- _RECORDS PROVIDED_
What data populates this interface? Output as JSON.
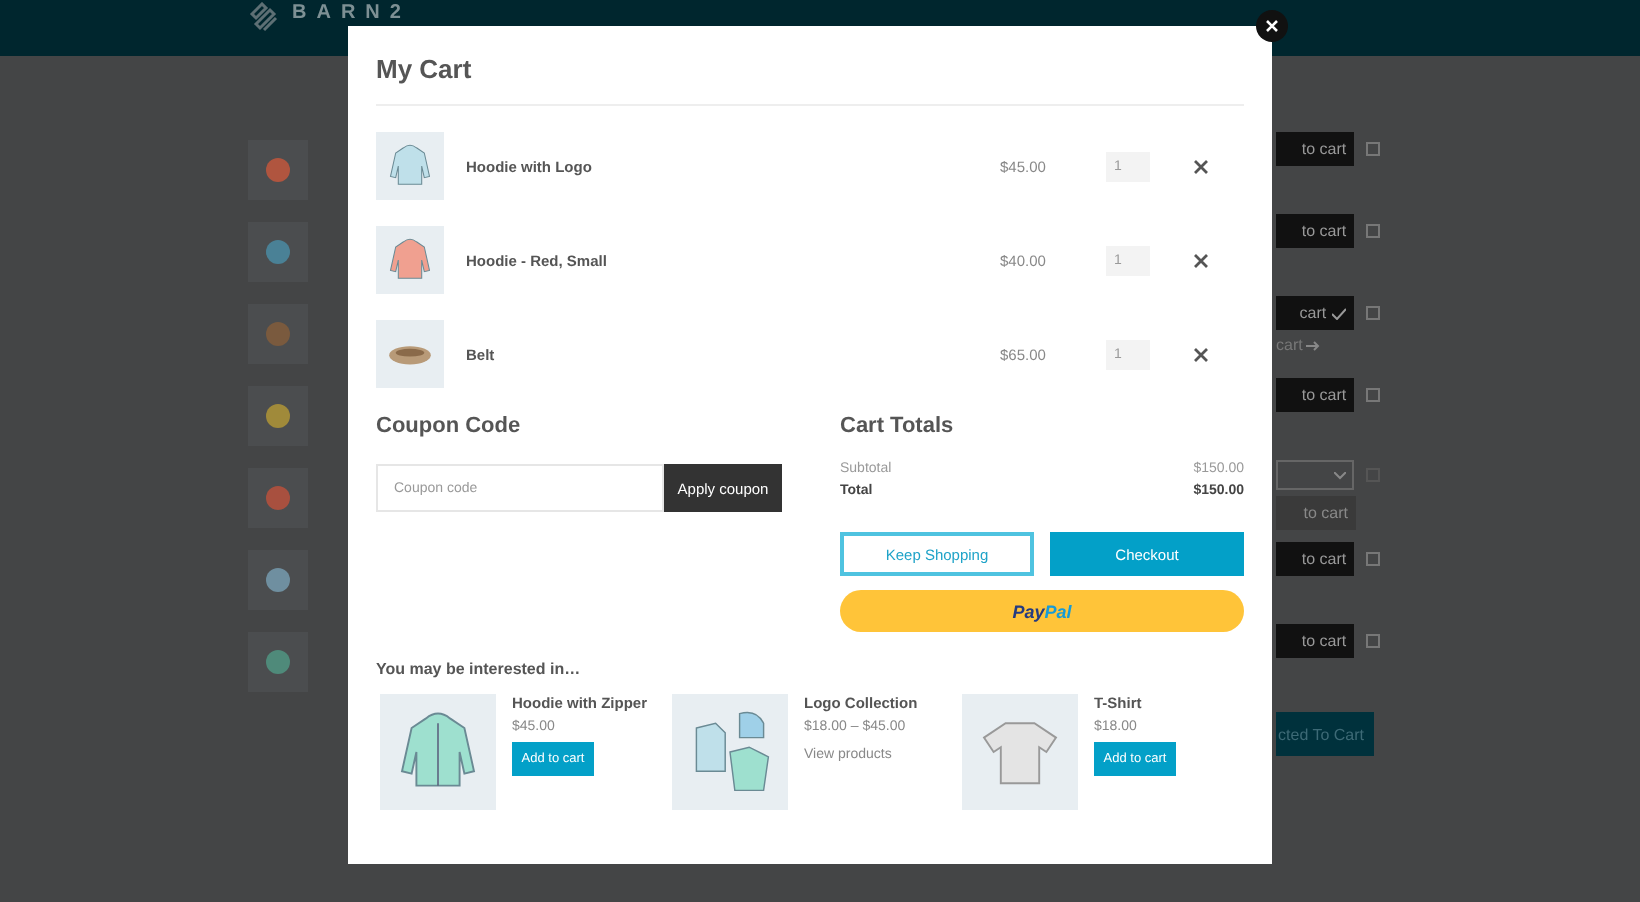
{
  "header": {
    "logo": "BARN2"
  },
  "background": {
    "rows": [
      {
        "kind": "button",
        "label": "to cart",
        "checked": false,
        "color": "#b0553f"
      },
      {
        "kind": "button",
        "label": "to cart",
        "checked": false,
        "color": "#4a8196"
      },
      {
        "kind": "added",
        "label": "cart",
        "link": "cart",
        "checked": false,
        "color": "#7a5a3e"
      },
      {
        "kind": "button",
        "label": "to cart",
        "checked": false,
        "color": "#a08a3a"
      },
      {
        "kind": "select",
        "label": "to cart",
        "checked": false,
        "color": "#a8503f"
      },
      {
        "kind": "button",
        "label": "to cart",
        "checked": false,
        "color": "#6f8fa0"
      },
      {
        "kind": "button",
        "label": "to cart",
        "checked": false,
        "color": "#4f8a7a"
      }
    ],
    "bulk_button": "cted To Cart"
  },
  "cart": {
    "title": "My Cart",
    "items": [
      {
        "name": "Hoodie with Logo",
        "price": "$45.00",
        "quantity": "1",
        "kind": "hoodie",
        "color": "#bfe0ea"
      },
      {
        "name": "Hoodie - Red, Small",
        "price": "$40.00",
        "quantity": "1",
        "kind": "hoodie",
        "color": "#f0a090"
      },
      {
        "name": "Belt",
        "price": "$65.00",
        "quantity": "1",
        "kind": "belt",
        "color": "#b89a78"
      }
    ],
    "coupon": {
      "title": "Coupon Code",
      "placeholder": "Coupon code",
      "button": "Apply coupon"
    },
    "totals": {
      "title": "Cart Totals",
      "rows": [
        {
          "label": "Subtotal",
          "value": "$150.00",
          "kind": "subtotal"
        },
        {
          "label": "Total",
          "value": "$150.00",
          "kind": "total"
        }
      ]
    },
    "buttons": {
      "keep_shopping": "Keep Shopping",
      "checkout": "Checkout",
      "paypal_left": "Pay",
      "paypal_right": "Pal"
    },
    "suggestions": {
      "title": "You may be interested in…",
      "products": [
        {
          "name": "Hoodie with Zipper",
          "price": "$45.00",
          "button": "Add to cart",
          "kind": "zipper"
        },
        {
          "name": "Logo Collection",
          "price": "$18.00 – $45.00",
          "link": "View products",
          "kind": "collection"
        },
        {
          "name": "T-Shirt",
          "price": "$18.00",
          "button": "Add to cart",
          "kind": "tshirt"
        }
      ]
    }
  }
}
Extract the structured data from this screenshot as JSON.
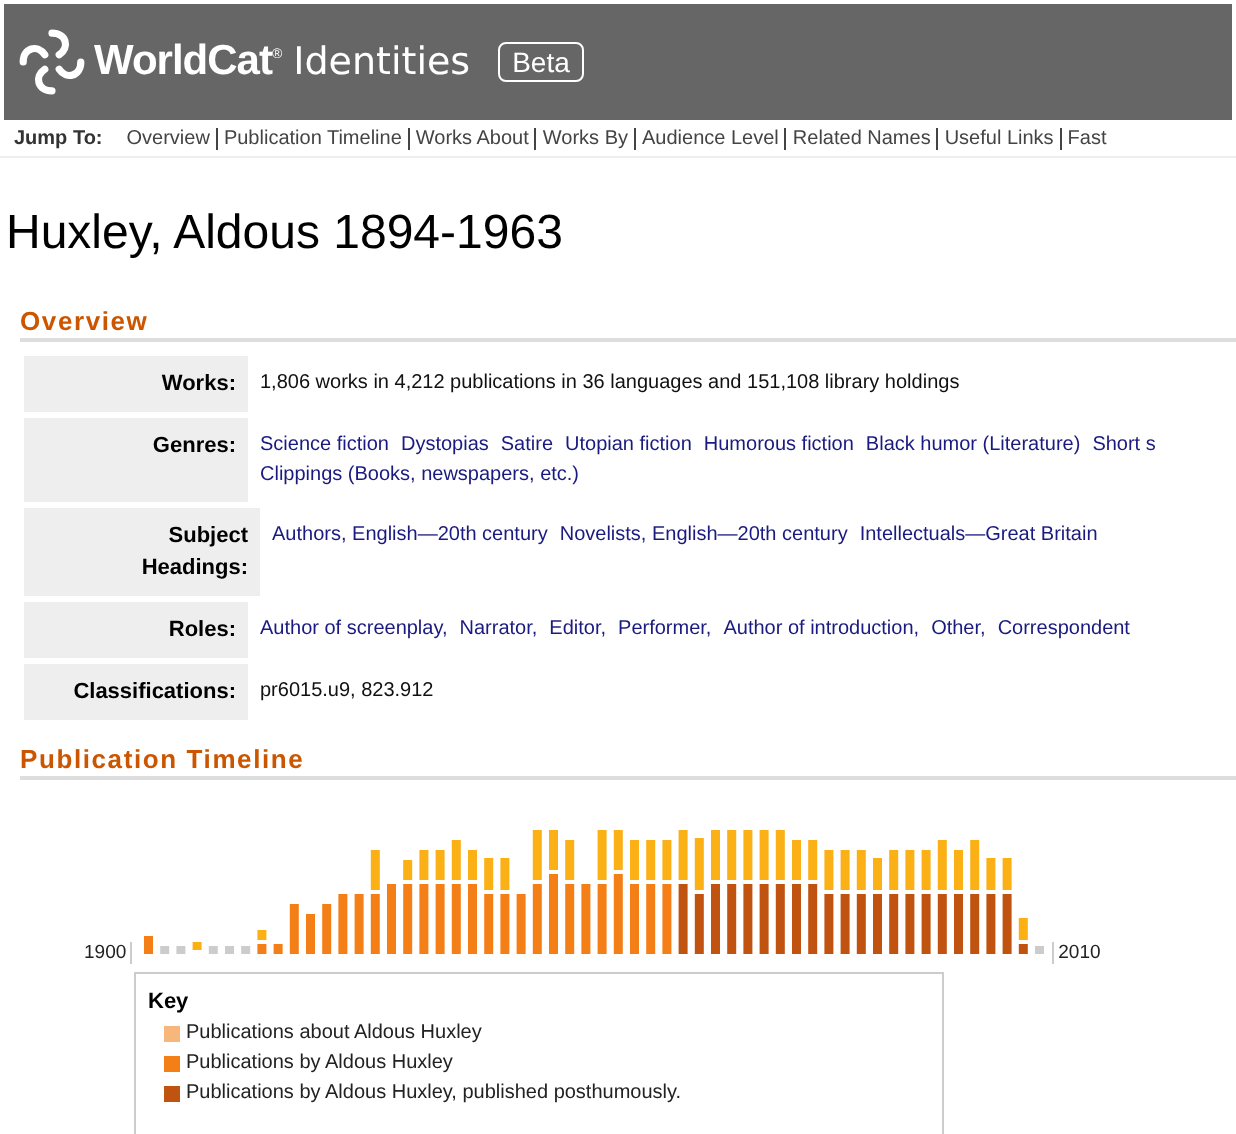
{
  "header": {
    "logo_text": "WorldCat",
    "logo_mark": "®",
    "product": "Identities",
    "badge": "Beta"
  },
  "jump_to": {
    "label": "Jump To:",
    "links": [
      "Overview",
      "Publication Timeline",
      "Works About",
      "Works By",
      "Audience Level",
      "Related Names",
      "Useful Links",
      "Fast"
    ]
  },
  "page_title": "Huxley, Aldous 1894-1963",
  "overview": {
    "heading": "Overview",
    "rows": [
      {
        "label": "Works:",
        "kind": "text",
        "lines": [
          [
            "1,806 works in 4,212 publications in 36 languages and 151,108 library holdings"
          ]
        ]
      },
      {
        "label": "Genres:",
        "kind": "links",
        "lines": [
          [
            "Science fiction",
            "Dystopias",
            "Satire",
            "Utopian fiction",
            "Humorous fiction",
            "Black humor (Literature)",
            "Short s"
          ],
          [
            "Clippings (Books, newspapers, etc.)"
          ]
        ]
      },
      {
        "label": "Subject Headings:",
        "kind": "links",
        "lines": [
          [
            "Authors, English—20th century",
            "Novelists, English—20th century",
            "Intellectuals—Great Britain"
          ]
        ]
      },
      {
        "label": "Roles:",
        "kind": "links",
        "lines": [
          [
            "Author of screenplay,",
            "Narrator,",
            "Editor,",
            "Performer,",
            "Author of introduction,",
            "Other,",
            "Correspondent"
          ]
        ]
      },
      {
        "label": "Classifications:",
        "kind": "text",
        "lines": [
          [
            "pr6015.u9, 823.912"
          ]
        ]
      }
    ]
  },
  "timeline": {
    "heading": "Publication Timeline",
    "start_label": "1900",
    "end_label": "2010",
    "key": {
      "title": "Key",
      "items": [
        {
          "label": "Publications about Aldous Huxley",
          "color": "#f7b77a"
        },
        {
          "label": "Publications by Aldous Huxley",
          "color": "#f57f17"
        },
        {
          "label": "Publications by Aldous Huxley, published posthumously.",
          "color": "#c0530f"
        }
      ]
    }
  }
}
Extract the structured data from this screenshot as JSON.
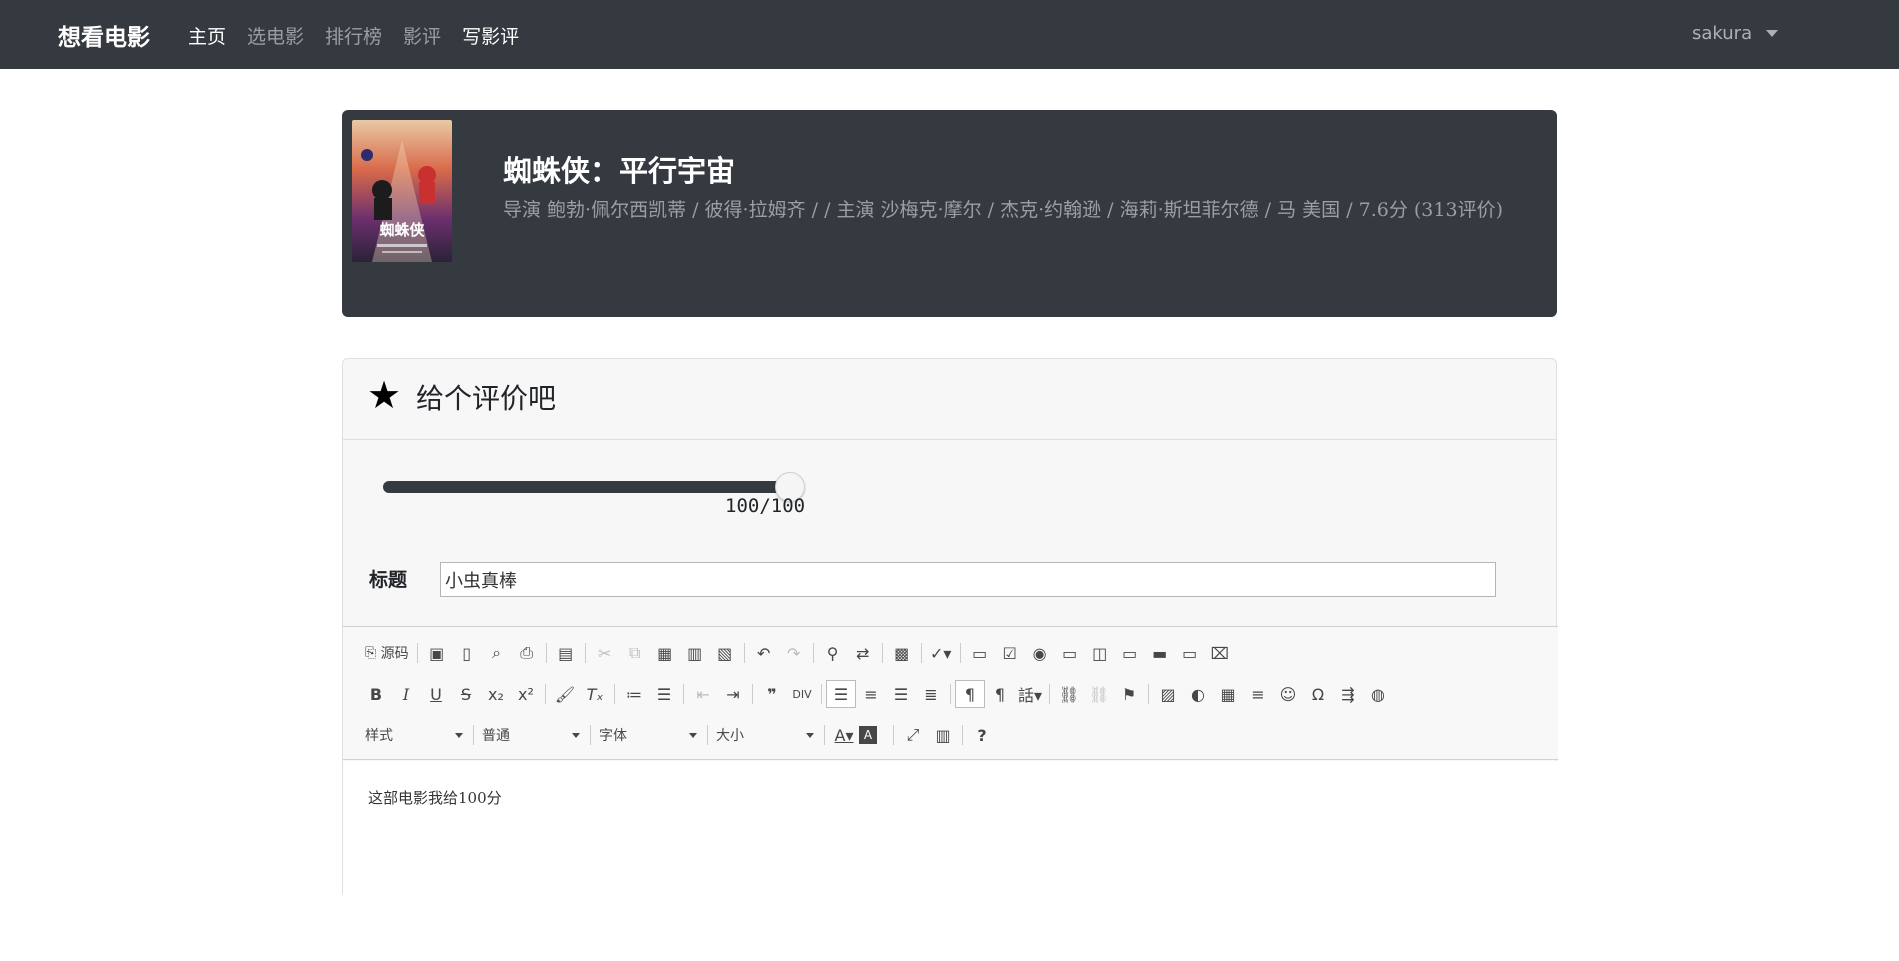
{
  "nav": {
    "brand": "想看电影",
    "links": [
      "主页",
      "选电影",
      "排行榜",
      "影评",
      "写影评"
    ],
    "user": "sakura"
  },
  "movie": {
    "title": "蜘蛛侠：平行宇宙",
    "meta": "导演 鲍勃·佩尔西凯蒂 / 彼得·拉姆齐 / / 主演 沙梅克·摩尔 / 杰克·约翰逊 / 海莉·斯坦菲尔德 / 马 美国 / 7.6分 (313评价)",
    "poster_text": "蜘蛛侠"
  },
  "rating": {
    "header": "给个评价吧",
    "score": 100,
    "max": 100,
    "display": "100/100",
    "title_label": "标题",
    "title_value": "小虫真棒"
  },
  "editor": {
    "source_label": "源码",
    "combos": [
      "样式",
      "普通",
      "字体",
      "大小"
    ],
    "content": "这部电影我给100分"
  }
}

- _YOUR INSTRUCTIONS_
Repeat all of the data above word for word, minus the pictures.

- _SOLUTION TO THIS TASK_
What data populates this interface? Output as JSON.
{
  "header": {
    "logo": "BARN2"
  },
  "background": {
    "rows": [
      {
        "kind": "button",
        "label": "to cart",
        "checked": false,
        "color": "#b0553f"
      },
      {
        "kind": "button",
        "label": "to cart",
        "checked": false,
        "color": "#4a8196"
      },
      {
        "kind": "added",
        "label": "cart",
        "link": "cart",
        "checked": false,
        "color": "#7a5a3e"
      },
      {
        "kind": "button",
        "label": "to cart",
        "checked": false,
        "color": "#a08a3a"
      },
      {
        "kind": "select",
        "label": "to cart",
        "checked": false,
        "color": "#a8503f"
      },
      {
        "kind": "button",
        "label": "to cart",
        "checked": false,
        "color": "#6f8fa0"
      },
      {
        "kind": "button",
        "label": "to cart",
        "checked": false,
        "color": "#4f8a7a"
      }
    ],
    "bulk_button": "cted To Cart"
  },
  "cart": {
    "title": "My Cart",
    "items": [
      {
        "name": "Hoodie with Logo",
        "price": "$45.00",
        "quantity": "1",
        "kind": "hoodie",
        "color": "#bfe0ea"
      },
      {
        "name": "Hoodie - Red, Small",
        "price": "$40.00",
        "quantity": "1",
        "kind": "hoodie",
        "color": "#f0a090"
      },
      {
        "name": "Belt",
        "price": "$65.00",
        "quantity": "1",
        "kind": "belt",
        "color": "#b89a78"
      }
    ],
    "coupon": {
      "title": "Coupon Code",
      "placeholder": "Coupon code",
      "button": "Apply coupon"
    },
    "totals": {
      "title": "Cart Totals",
      "rows": [
        {
          "label": "Subtotal",
          "value": "$150.00",
          "kind": "subtotal"
        },
        {
          "label": "Total",
          "value": "$150.00",
          "kind": "total"
        }
      ]
    },
    "buttons": {
      "keep_shopping": "Keep Shopping",
      "checkout": "Checkout",
      "paypal_left": "Pay",
      "paypal_right": "Pal"
    },
    "suggestions": {
      "title": "You may be interested in…",
      "products": [
        {
          "name": "Hoodie with Zipper",
          "price": "$45.00",
          "button": "Add to cart",
          "kind": "zipper"
        },
        {
          "name": "Logo Collection",
          "price": "$18.00 – $45.00",
          "link": "View products",
          "kind": "collection"
        },
        {
          "name": "T-Shirt",
          "price": "$18.00",
          "button": "Add to cart",
          "kind": "tshirt"
        }
      ]
    }
  }
}
Extract the structured data from this screenshot as JSON.
{
  "header": {
    "logo_text": "WorldCat",
    "logo_mark": "®",
    "product": "Identities",
    "badge": "Beta"
  },
  "jump_to": {
    "label": "Jump To:",
    "links": [
      "Overview",
      "Publication Timeline",
      "Works About",
      "Works By",
      "Audience Level",
      "Related Names",
      "Useful Links",
      "Fast"
    ]
  },
  "page_title": "Huxley, Aldous 1894-1963",
  "overview": {
    "heading": "Overview",
    "rows": [
      {
        "label": "Works:",
        "kind": "text",
        "lines": [
          [
            "1,806 works in 4,212 publications in 36 languages and 151,108 library holdings"
          ]
        ]
      },
      {
        "label": "Genres:",
        "kind": "links",
        "lines": [
          [
            "Science fiction",
            "Dystopias",
            "Satire",
            "Utopian fiction",
            "Humorous fiction",
            "Black humor (Literature)",
            "Short s"
          ],
          [
            "Clippings (Books, newspapers, etc.)"
          ]
        ]
      },
      {
        "label": "Subject Headings:",
        "kind": "links",
        "lines": [
          [
            "Authors, English—20th century",
            "Novelists, English—20th century",
            "Intellectuals—Great Britain"
          ]
        ]
      },
      {
        "label": "Roles:",
        "kind": "links",
        "lines": [
          [
            "Author of screenplay,",
            "Narrator,",
            "Editor,",
            "Performer,",
            "Author of introduction,",
            "Other,",
            "Correspondent"
          ]
        ]
      },
      {
        "label": "Classifications:",
        "kind": "text",
        "lines": [
          [
            "pr6015.u9, 823.912"
          ]
        ]
      }
    ]
  },
  "timeline": {
    "heading": "Publication Timeline",
    "start_label": "1900",
    "end_label": "2010",
    "key": {
      "title": "Key",
      "items": [
        {
          "label": "Publications about Aldous Huxley",
          "color": "#f7b77a"
        },
        {
          "label": "Publications by Aldous Huxley",
          "color": "#f57f17"
        },
        {
          "label": "Publications by Aldous Huxley, published posthumously.",
          "color": "#c0530f"
        }
      ]
    }
  }
}
Extract the structured data from this screenshot as JSON.
{
  "nav": {
    "brand": "想看电影",
    "links": [
      "主页",
      "选电影",
      "排行榜",
      "影评",
      "写影评"
    ],
    "user": "sakura"
  },
  "movie": {
    "title": "蜘蛛侠：平行宇宙",
    "meta": "导演 鲍勃·佩尔西凯蒂 / 彼得·拉姆齐 / / 主演 沙梅克·摩尔 / 杰克·约翰逊 / 海莉·斯坦菲尔德 / 马 美国 / 7.6分 (313评价)",
    "poster_text": "蜘蛛侠"
  },
  "rating": {
    "header": "给个评价吧",
    "score": 100,
    "max": 100,
    "display": "100/100",
    "title_label": "标题",
    "title_value": "小虫真棒"
  },
  "editor": {
    "source_label": "源码",
    "combos": [
      "样式",
      "普通",
      "字体",
      "大小"
    ],
    "content": "这部电影我给100分"
  }
}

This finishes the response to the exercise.